Talking Heads (also known as Brick) is a box set by rock band Talking Heads, containing the band's eight studio albums in DVD-Audio format on DualDiscs with videos and previously unreleased material. Remixed by Jerry Harrison in MLP (aka Advanced Resolution) 5.1 surround sound, Brick is the first DualDisc release of an artist's entire back catalogue. The albums included in Brick are:

Talking Heads: 77, originally released 1977
More Songs About Buildings and Food, originally released 1978
Fear of Music, originally released 1979
Remain in Light, originally released 1980
Speaking in Tongues, originally released 1983
Little Creatures, originally released 1985
True Stories, originally released 1986
Naked, originally released 1988

The first four titles were released separately on January 10, 2006, and the second four on February 14, 2006, in digipacks rather than white jewel cases. All were mastered by Ted Jensen at Sterling Sound, NYC.

● **EXERCISE 1**
Change the box set description between "Talking Heads: 77, originally" and "Sterling Sound, NYC.", inclusive, replacing "originally released" with "first issued" wherever it appears.
● **EXERCISE 2**
Based on the box set description, say yes or no to each statement and quote the deciding words: (a) Brick contains the band's eight studio albums. (b) The albums were remixed by Ted Jensen. (c) The titles were packaged in white jewel cases.
● **EXERCISE 3**
Continue the description of the Talking Heads box set from its last sentence.
The entries that come next are separate material, unrelated to the box set description.

Items stored in a collection:
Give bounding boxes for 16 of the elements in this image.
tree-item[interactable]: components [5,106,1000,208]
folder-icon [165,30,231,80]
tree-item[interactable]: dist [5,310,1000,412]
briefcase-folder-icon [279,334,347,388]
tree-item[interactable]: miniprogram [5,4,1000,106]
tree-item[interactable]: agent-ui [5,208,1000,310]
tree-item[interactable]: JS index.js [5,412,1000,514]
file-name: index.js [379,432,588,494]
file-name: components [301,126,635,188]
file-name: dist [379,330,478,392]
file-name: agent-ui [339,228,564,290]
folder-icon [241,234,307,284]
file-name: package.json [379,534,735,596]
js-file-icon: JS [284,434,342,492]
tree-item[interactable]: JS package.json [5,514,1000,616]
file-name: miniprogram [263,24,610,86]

● **REPLY 1**
Talking Heads: 77, first issued 1977
More Songs About Buildings and Food, first issued 1978
Fear of Music, first issued 1979
Remain in Light, first issued 1980
Speaking in Tongues, first issued 1983
Little Creatures, first issued 1985
True Stories, first issued 1986
Naked, first issued 1988

The first four titles were released separately on January 10, 2006, and the second four on February 14, 2006, in digipacks rather than white jewel cases. All were mastered by Ted Jensen at Sterling Sound, NYC.

● **REPLY 2**
(a) Yes: "containing the band's eight studio albums"
(b) No: "Remixed by Jerry Harrison"
(c) No: "in digipacks rather than white jewel cases"

● **REPLY 3**
In an attempt to frustrate CD ripping, this release includes MediaMax CD-3 on the CD sides. This program, which has been labeled malware by many security experts, infects computers running certain versions of Microsoft Windows (abusing the "AutoRun" feature) and Mac OS, and attempts to disable the optical disc drive if the user attempts to copy the music into files on their computer.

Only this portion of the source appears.